# [Task material]
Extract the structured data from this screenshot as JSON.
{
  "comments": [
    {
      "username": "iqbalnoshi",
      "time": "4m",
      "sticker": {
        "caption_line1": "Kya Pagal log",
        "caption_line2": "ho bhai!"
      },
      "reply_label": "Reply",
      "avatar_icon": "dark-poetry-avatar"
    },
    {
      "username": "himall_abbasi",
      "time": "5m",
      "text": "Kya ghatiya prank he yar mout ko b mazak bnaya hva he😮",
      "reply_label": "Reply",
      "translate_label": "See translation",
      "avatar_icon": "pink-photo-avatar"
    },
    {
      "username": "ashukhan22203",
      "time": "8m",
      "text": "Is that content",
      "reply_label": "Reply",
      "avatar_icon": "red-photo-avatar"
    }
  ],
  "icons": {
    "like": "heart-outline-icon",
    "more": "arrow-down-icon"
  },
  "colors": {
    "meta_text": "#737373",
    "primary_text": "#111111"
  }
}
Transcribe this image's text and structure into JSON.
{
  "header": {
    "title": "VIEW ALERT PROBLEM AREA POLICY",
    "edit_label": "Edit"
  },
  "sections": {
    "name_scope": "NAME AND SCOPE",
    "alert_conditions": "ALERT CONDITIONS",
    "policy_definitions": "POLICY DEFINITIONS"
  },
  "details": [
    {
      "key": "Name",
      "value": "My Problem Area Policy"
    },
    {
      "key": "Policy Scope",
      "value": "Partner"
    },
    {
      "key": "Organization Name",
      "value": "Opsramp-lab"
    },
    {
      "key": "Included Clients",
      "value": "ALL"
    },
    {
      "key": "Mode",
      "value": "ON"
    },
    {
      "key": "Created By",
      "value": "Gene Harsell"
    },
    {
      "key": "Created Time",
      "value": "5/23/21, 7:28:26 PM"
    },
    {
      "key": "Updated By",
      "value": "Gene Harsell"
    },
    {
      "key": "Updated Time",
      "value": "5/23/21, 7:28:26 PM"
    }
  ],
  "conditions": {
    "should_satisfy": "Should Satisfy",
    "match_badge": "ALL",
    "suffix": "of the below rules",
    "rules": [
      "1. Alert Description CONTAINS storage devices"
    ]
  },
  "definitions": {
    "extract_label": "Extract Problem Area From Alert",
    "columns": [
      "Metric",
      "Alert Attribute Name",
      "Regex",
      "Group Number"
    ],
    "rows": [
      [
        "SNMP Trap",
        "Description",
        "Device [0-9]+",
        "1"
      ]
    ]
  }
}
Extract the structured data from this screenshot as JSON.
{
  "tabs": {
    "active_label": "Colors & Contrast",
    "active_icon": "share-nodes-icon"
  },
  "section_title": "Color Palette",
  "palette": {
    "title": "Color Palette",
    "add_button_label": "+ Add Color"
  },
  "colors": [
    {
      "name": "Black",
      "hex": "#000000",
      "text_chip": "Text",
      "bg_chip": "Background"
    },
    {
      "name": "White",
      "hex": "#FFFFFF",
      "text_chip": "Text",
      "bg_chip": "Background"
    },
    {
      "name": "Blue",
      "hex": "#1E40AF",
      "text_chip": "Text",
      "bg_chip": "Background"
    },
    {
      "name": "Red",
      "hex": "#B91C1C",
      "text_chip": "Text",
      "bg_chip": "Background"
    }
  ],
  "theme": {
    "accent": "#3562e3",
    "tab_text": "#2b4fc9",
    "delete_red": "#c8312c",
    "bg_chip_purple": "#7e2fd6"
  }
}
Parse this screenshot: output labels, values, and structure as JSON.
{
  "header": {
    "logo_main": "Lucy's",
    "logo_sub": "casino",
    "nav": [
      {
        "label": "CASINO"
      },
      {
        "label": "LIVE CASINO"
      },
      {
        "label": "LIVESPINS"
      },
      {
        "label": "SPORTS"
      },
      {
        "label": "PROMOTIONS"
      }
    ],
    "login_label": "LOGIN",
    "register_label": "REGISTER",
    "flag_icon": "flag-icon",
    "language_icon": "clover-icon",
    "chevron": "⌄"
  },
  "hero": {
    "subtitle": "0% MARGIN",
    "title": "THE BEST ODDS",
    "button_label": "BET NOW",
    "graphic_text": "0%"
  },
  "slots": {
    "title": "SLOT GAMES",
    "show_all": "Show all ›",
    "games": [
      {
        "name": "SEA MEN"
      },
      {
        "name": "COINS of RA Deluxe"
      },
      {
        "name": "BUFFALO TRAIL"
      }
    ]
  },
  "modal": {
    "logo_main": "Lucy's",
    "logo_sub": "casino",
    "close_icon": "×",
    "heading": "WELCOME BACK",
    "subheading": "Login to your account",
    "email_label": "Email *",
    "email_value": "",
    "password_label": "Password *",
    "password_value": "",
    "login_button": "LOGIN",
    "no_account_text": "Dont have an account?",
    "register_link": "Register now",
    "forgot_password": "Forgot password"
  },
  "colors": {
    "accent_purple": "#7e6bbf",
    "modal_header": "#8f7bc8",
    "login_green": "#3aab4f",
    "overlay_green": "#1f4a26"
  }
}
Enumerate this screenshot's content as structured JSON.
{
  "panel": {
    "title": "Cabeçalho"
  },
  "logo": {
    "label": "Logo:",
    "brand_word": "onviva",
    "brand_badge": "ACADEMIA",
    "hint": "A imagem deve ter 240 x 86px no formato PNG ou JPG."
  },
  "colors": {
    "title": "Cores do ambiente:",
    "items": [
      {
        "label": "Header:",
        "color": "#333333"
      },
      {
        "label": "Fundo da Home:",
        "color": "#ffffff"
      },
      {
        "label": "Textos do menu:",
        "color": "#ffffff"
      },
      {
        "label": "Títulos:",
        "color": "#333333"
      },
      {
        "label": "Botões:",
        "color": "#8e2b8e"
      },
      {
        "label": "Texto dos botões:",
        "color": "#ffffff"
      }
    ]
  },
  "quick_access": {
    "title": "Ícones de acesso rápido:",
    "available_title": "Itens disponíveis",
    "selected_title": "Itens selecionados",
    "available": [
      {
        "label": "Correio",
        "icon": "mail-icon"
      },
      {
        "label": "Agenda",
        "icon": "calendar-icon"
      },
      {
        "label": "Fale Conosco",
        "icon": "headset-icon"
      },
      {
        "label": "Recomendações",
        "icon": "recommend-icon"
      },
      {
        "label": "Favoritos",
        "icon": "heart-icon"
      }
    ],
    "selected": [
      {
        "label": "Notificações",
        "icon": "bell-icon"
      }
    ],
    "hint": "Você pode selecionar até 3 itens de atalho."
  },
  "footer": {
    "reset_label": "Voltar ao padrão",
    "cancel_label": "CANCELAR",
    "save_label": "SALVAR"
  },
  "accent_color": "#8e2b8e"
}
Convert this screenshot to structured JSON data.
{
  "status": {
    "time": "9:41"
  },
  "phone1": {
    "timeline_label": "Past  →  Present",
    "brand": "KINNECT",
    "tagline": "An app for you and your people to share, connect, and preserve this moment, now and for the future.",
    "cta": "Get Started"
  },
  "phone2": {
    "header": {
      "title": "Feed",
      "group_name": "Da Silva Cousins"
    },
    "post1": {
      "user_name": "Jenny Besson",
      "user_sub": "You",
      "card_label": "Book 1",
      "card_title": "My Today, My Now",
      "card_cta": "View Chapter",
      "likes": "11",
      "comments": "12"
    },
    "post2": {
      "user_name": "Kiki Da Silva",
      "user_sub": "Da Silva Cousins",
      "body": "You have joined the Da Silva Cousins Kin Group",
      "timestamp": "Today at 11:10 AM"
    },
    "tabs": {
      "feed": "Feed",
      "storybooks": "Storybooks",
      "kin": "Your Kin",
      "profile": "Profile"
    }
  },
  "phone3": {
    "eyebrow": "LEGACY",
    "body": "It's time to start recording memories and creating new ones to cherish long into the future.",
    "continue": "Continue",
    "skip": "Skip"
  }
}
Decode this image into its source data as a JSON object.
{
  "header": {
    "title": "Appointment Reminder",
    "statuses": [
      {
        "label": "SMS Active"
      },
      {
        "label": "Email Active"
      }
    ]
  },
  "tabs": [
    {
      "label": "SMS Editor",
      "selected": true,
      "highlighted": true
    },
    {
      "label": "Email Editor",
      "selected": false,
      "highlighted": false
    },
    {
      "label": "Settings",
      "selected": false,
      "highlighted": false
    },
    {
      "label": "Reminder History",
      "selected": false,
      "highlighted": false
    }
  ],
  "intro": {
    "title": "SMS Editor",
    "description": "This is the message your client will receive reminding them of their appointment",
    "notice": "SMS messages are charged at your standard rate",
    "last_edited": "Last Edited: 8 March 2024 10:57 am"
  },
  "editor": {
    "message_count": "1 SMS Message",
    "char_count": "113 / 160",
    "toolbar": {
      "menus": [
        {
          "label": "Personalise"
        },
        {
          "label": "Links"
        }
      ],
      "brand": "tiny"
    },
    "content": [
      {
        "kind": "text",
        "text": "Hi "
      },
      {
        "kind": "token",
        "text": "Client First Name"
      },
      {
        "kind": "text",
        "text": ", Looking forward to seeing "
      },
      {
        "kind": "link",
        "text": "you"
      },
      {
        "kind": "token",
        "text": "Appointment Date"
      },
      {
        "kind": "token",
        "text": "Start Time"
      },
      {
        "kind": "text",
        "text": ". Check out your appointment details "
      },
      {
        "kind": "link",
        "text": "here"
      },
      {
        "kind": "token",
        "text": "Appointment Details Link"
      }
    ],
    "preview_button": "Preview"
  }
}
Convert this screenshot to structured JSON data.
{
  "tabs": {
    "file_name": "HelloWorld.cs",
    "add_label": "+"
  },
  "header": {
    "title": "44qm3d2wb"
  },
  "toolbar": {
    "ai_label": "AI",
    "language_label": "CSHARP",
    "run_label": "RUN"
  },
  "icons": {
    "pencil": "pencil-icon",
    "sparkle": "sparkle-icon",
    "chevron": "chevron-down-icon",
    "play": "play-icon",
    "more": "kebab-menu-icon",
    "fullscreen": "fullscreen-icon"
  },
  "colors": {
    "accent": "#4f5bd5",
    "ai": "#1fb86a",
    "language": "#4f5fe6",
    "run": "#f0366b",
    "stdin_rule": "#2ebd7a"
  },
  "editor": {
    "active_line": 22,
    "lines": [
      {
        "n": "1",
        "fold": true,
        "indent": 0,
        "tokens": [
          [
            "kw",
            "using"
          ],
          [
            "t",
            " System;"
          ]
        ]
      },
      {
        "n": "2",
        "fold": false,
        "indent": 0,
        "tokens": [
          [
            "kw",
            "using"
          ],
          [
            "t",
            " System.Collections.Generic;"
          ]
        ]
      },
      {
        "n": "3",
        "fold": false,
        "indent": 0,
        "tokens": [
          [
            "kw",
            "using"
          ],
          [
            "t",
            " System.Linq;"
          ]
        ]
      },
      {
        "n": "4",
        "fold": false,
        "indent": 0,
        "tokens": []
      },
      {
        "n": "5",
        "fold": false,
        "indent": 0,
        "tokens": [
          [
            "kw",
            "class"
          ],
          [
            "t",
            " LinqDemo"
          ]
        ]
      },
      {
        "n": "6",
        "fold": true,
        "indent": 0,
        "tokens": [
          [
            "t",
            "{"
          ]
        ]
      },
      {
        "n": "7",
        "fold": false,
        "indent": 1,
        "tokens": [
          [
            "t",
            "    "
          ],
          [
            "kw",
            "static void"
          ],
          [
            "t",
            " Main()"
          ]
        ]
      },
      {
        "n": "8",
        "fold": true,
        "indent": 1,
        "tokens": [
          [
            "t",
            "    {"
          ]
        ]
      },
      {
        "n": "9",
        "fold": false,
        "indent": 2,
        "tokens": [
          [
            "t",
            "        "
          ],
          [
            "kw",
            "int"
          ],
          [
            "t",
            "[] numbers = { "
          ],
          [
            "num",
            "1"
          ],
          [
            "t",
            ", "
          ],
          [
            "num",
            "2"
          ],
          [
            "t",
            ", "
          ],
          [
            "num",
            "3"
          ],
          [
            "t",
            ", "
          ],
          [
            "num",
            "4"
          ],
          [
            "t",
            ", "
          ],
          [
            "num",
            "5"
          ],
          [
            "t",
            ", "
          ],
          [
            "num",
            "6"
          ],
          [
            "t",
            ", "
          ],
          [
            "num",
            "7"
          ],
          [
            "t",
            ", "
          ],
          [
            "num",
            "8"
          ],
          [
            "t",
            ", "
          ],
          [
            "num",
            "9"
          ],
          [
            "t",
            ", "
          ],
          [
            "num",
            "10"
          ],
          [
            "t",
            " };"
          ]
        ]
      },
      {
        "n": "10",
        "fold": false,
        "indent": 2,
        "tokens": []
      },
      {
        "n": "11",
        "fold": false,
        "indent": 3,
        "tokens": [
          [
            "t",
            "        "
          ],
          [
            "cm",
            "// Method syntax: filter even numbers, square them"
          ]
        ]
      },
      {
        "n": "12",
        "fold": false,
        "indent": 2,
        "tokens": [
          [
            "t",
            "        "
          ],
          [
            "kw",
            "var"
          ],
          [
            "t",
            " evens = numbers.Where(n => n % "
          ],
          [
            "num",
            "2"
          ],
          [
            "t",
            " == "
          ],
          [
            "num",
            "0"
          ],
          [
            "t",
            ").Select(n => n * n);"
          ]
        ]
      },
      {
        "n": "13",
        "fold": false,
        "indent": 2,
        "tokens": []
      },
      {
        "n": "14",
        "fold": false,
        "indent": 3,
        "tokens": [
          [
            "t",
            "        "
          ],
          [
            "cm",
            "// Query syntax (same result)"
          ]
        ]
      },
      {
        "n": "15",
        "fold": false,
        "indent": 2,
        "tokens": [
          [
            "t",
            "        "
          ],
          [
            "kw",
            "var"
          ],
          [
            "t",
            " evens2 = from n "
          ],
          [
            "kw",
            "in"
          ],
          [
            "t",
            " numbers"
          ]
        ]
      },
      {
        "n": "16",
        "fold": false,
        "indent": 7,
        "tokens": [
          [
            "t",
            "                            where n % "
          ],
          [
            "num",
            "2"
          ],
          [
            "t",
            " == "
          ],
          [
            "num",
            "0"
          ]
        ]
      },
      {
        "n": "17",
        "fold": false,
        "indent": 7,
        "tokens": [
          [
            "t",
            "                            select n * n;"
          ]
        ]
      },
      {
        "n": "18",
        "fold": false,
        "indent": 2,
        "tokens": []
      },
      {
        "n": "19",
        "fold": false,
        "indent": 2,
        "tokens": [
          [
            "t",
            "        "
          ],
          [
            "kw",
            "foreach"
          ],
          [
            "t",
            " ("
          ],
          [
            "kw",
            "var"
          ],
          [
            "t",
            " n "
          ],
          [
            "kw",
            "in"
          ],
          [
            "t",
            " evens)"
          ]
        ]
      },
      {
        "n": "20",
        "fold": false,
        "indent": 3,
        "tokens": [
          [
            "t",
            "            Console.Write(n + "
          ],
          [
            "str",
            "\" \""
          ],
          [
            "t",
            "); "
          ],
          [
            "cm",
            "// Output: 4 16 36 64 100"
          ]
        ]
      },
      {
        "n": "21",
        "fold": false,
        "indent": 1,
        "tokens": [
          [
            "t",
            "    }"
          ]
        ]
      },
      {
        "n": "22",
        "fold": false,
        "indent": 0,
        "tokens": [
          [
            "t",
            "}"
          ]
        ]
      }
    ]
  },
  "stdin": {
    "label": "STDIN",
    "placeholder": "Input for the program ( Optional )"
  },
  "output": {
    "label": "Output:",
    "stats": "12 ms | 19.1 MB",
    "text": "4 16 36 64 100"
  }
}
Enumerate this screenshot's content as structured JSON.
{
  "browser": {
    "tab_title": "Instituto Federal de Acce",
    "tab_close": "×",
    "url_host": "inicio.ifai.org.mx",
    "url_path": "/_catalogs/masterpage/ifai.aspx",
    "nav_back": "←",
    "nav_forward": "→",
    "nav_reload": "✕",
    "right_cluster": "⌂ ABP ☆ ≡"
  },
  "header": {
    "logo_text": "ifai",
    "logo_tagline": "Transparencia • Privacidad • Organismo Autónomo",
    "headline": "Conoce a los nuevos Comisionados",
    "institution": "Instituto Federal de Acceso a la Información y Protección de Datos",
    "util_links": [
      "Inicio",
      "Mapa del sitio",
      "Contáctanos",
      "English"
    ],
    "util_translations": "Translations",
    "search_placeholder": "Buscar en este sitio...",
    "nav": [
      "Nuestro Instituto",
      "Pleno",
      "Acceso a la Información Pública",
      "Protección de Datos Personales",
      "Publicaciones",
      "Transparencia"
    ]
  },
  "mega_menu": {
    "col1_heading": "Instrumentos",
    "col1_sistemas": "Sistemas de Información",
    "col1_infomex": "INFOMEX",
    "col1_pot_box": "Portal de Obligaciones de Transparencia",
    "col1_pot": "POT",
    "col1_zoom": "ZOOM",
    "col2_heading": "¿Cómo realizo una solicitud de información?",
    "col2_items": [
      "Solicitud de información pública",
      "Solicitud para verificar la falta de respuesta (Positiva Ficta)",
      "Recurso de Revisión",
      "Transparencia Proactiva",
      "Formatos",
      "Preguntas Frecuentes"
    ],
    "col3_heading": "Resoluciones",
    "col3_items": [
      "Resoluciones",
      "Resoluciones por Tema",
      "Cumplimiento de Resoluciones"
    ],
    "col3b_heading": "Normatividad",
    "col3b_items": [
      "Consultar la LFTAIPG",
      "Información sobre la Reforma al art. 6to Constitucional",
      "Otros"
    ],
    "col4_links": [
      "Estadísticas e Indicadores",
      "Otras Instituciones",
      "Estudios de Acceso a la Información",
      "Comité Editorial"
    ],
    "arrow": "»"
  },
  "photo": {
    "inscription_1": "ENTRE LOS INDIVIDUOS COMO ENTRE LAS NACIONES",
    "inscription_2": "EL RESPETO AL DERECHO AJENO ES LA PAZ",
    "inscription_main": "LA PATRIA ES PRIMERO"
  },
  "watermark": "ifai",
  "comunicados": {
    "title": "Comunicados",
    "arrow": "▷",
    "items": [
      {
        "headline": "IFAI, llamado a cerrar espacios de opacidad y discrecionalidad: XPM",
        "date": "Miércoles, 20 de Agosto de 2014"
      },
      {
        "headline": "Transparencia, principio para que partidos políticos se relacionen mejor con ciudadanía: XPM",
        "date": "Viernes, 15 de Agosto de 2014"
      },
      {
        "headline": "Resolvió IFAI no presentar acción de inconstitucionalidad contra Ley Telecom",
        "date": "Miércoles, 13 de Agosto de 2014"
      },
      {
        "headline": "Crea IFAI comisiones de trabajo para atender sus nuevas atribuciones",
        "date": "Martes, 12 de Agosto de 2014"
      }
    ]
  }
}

# [Stated exercise]
Where a line of the entries contains the word "content", copy that line.

# [Solution for this problem]
      "text": "Is that content",
Enumerate this screenshot's content as structured JSON.
    "content": [
Enumerate this screenshot's content as structured JSON.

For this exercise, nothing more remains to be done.